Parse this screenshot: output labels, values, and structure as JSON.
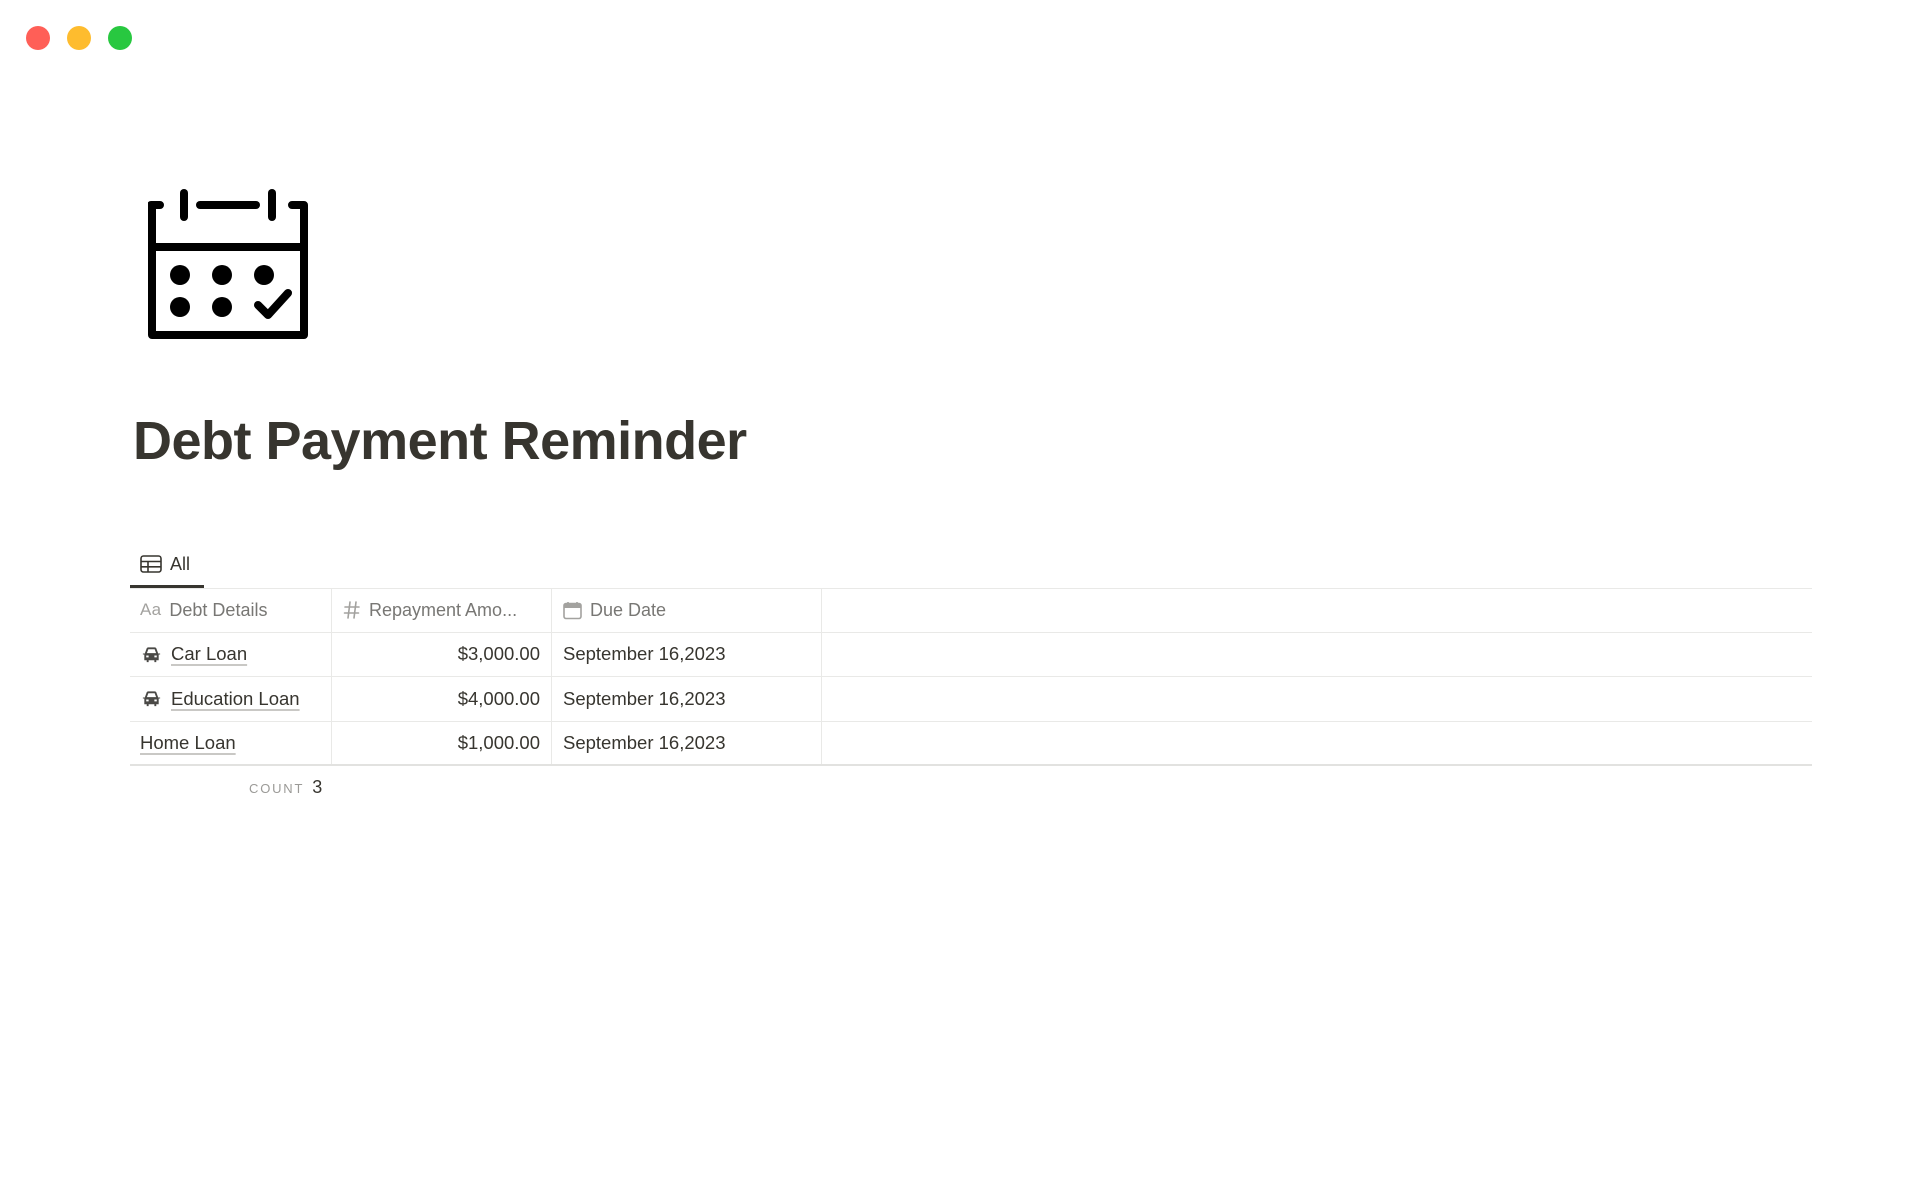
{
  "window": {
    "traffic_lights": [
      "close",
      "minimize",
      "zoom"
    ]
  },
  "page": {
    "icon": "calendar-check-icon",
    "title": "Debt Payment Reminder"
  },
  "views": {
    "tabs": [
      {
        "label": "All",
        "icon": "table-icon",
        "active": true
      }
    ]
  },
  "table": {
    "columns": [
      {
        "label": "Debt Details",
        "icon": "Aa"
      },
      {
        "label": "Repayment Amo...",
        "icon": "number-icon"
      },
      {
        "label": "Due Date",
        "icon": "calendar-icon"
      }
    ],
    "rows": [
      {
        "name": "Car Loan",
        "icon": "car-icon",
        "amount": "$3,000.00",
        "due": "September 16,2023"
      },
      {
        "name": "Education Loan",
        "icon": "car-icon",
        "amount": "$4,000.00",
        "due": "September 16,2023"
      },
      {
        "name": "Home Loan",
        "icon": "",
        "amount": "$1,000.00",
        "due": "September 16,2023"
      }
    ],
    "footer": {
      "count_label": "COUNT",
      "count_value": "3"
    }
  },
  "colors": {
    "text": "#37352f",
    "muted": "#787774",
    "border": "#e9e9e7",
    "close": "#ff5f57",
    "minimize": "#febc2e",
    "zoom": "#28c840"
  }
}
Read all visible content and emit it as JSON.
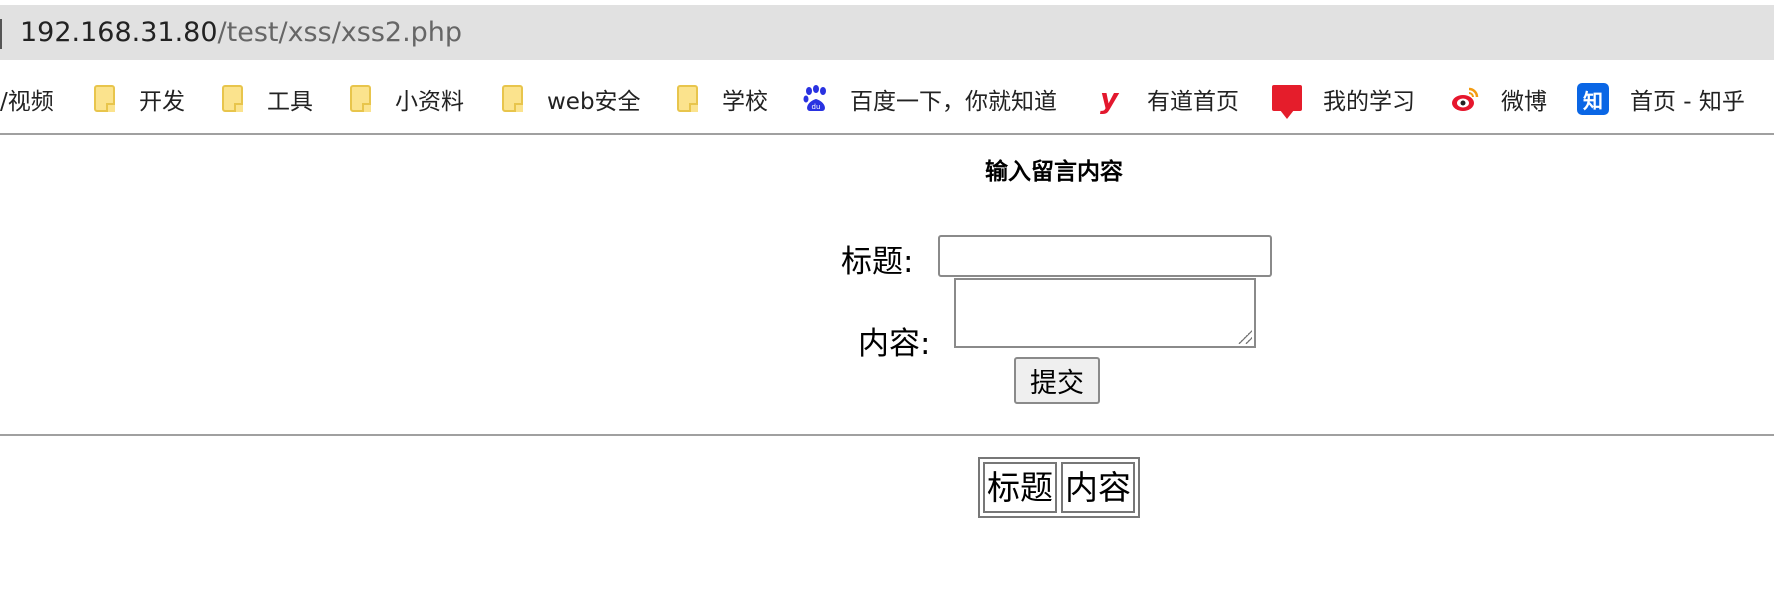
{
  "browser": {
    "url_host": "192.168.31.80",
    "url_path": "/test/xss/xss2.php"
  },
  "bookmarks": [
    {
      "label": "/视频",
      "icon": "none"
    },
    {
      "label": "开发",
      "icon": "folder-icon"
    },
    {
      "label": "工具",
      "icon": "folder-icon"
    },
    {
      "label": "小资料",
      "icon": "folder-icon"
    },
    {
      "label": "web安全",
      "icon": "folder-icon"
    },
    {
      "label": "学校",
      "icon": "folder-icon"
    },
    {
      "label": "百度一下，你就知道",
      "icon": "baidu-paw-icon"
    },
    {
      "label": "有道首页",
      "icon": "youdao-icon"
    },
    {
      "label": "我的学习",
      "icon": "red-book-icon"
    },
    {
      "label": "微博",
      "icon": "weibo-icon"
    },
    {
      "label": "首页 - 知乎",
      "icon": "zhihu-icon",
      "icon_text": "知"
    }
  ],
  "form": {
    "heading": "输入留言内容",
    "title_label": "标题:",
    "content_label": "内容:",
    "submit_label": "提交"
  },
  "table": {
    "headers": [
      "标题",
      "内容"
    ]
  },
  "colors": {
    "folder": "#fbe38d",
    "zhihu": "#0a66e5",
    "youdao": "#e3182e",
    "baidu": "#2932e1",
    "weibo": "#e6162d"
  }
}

# What the task requires
Could you reproduce every record above exactly, leaving out the pictures?

# Solution
Parse this screenshot: output labels, values, and structure as JSON.
{
  "window": {
    "traffic_lights": [
      "close",
      "minimize",
      "zoom"
    ]
  },
  "page": {
    "icon": "calendar-check-icon",
    "title": "Debt Payment Reminder"
  },
  "views": {
    "tabs": [
      {
        "label": "All",
        "icon": "table-icon",
        "active": true
      }
    ]
  },
  "table": {
    "columns": [
      {
        "label": "Debt Details",
        "icon": "Aa"
      },
      {
        "label": "Repayment Amo...",
        "icon": "number-icon"
      },
      {
        "label": "Due Date",
        "icon": "calendar-icon"
      }
    ],
    "rows": [
      {
        "name": "Car Loan",
        "icon": "car-icon",
        "amount": "$3,000.00",
        "due": "September 16,2023"
      },
      {
        "name": "Education Loan",
        "icon": "car-icon",
        "amount": "$4,000.00",
        "due": "September 16,2023"
      },
      {
        "name": "Home Loan",
        "icon": "",
        "amount": "$1,000.00",
        "due": "September 16,2023"
      }
    ],
    "footer": {
      "count_label": "COUNT",
      "count_value": "3"
    }
  },
  "colors": {
    "text": "#37352f",
    "muted": "#787774",
    "border": "#e9e9e7",
    "close": "#ff5f57",
    "minimize": "#febc2e",
    "zoom": "#28c840"
  }
}
Read all visible content and emit it as JSON.
{
  "browser": {
    "url_host": "192.168.31.80",
    "url_path": "/test/xss/xss2.php"
  },
  "bookmarks": [
    {
      "label": "/视频",
      "icon": "none"
    },
    {
      "label": "开发",
      "icon": "folder-icon"
    },
    {
      "label": "工具",
      "icon": "folder-icon"
    },
    {
      "label": "小资料",
      "icon": "folder-icon"
    },
    {
      "label": "web安全",
      "icon": "folder-icon"
    },
    {
      "label": "学校",
      "icon": "folder-icon"
    },
    {
      "label": "百度一下，你就知道",
      "icon": "baidu-paw-icon"
    },
    {
      "label": "有道首页",
      "icon": "youdao-icon"
    },
    {
      "label": "我的学习",
      "icon": "red-book-icon"
    },
    {
      "label": "微博",
      "icon": "weibo-icon"
    },
    {
      "label": "首页 - 知乎",
      "icon": "zhihu-icon",
      "icon_text": "知"
    }
  ],
  "form": {
    "heading": "输入留言内容",
    "title_label": "标题:",
    "content_label": "内容:",
    "submit_label": "提交"
  },
  "table": {
    "headers": [
      "标题",
      "内容"
    ]
  },
  "colors": {
    "folder": "#fbe38d",
    "zhihu": "#0a66e5",
    "youdao": "#e3182e",
    "baidu": "#2932e1",
    "weibo": "#e6162d"
  }
}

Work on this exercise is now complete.